GIVEN DATA:
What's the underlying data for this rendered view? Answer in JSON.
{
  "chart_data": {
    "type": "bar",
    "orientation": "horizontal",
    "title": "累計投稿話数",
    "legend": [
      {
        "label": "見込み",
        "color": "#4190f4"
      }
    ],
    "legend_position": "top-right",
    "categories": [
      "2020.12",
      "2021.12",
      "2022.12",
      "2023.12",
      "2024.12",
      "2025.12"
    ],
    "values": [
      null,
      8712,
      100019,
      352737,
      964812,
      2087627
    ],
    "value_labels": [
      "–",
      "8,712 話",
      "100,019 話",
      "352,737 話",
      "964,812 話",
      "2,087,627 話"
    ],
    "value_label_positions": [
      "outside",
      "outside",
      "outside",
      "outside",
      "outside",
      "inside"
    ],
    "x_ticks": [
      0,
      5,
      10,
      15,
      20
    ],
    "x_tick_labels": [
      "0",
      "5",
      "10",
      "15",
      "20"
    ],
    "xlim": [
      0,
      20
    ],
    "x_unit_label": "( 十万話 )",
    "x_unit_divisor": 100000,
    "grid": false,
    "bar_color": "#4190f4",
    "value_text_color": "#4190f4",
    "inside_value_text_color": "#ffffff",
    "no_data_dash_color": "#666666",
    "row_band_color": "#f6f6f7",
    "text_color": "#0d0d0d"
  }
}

PROMPT:
Exactly reproduce every line of the records.

RESPONSE TO THE EXERCISE:
What's the underlying data for this rendered view? Answer in JSON.
{
  "chart_data": {
    "type": "bar",
    "orientation": "horizontal",
    "title": "累計投稿話数",
    "legend": [
      {
        "label": "見込み",
        "color": "#4190f4"
      }
    ],
    "legend_position": "top-right",
    "categories": [
      "2020.12",
      "2021.12",
      "2022.12",
      "2023.12",
      "2024.12",
      "2025.12"
    ],
    "values": [
      null,
      8712,
      100019,
      352737,
      964812,
      2087627
    ],
    "value_labels": [
      "–",
      "8,712 話",
      "100,019 話",
      "352,737 話",
      "964,812 話",
      "2,087,627 話"
    ],
    "value_label_positions": [
      "outside",
      "outside",
      "outside",
      "outside",
      "outside",
      "inside"
    ],
    "x_ticks": [
      0,
      5,
      10,
      15,
      20
    ],
    "x_tick_labels": [
      "0",
      "5",
      "10",
      "15",
      "20"
    ],
    "xlim": [
      0,
      20
    ],
    "x_unit_label": "( 十万話 )",
    "x_unit_divisor": 100000,
    "grid": false,
    "bar_color": "#4190f4",
    "value_text_color": "#4190f4",
    "inside_value_text_color": "#ffffff",
    "no_data_dash_color": "#666666",
    "row_band_color": "#f6f6f7",
    "text_color": "#0d0d0d"
  }
}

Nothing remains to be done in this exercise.